Figure record extracts

-------------------------

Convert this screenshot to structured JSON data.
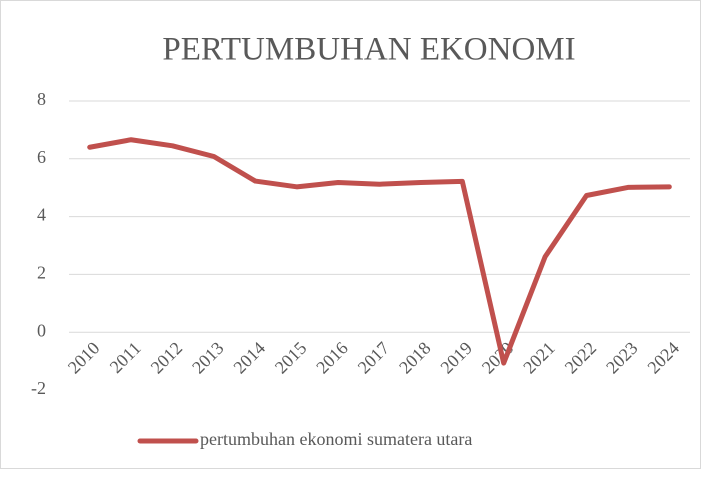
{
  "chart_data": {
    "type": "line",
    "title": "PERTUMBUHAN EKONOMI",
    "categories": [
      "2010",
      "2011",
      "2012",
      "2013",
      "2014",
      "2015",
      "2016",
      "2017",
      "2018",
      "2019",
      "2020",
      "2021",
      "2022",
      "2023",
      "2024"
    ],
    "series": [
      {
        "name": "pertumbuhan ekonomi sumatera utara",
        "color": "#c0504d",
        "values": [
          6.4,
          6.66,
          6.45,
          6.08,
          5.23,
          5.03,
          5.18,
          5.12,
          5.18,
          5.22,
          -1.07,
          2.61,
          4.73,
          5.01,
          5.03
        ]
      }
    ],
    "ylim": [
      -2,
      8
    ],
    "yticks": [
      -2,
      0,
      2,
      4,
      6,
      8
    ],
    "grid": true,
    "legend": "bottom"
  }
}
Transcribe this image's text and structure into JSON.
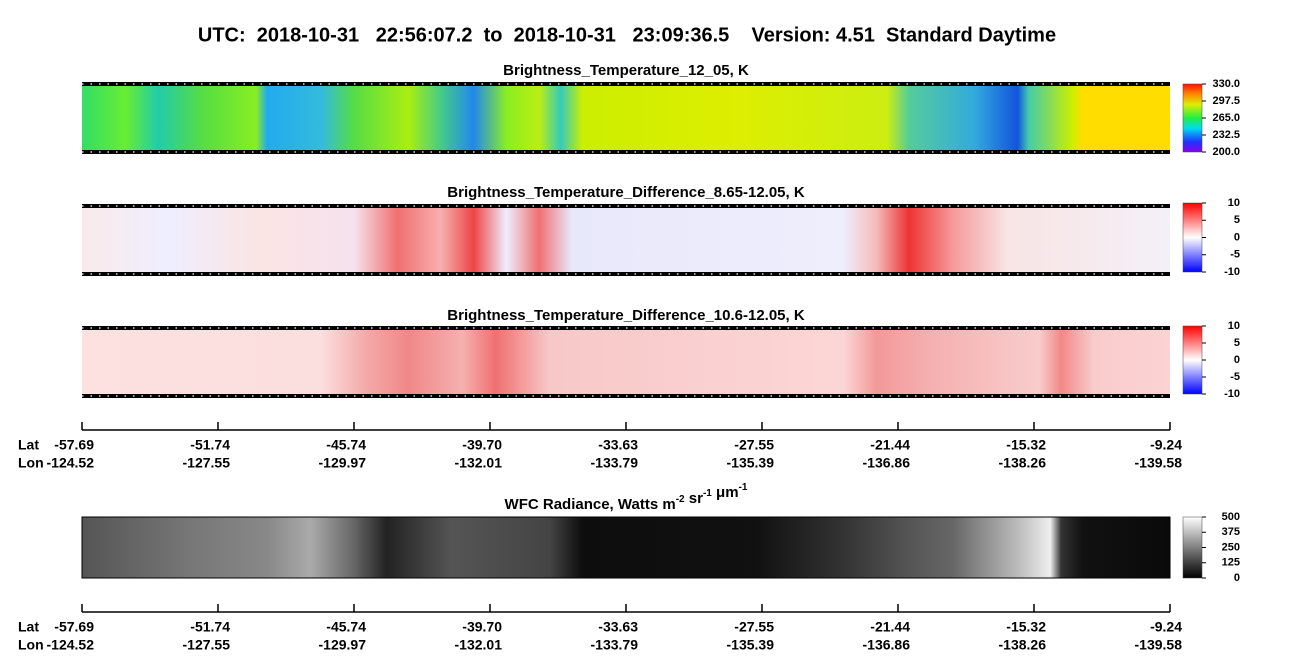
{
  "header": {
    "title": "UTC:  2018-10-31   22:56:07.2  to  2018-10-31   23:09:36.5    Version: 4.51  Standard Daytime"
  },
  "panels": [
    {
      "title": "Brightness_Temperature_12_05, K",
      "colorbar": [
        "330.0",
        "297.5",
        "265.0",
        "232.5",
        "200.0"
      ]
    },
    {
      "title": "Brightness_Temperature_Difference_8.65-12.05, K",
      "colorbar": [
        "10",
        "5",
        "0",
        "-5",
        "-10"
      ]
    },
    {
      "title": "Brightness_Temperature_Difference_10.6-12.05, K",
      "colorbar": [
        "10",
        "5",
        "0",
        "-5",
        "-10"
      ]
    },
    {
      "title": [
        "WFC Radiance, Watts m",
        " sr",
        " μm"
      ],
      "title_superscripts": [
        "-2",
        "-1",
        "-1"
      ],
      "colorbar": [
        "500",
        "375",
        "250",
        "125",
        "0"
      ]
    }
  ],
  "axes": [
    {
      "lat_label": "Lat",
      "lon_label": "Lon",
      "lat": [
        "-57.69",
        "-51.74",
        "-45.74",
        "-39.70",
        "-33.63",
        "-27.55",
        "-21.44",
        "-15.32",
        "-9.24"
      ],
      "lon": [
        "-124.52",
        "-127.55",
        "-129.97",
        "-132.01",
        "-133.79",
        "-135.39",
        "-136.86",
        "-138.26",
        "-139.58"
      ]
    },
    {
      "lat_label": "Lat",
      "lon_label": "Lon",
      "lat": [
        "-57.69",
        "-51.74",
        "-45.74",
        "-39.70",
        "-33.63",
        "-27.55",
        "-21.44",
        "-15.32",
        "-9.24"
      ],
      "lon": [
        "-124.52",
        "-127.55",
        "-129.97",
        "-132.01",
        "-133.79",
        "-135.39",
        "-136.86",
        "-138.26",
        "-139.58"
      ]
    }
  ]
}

-------------------------

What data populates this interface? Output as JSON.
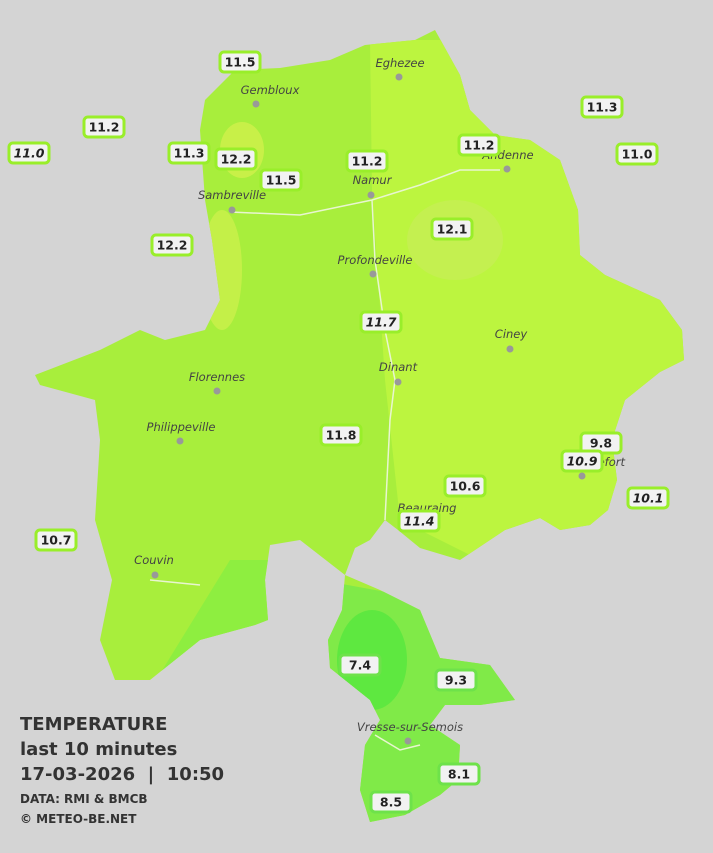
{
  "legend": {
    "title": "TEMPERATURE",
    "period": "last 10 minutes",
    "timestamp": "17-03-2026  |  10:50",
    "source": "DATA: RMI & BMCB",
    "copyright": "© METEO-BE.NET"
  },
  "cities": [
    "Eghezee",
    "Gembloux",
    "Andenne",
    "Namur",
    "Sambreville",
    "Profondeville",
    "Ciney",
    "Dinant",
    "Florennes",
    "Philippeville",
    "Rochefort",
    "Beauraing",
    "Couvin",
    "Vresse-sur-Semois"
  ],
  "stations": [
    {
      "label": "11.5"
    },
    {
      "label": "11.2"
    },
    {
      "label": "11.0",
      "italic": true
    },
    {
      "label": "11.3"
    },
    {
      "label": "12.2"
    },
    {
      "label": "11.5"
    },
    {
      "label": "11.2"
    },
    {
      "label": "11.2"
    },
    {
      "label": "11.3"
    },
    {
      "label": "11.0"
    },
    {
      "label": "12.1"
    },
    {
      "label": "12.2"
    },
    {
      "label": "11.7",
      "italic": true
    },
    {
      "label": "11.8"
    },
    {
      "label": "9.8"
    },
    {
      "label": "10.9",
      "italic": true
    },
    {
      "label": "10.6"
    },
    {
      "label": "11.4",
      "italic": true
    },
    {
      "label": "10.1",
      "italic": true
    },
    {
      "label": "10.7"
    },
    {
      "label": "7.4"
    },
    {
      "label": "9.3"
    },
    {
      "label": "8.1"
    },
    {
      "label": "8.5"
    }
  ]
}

-------------------------

- **EXERCISE INSTRUCTIONS**
Locate the lines above that contain "this" and copy them.

- **EXERCISE OUTPUT**
Convert this screenshot to structured JSON data.
Transcribe this image's text and structure into JSON.
What data populates this interface? Output as JSON.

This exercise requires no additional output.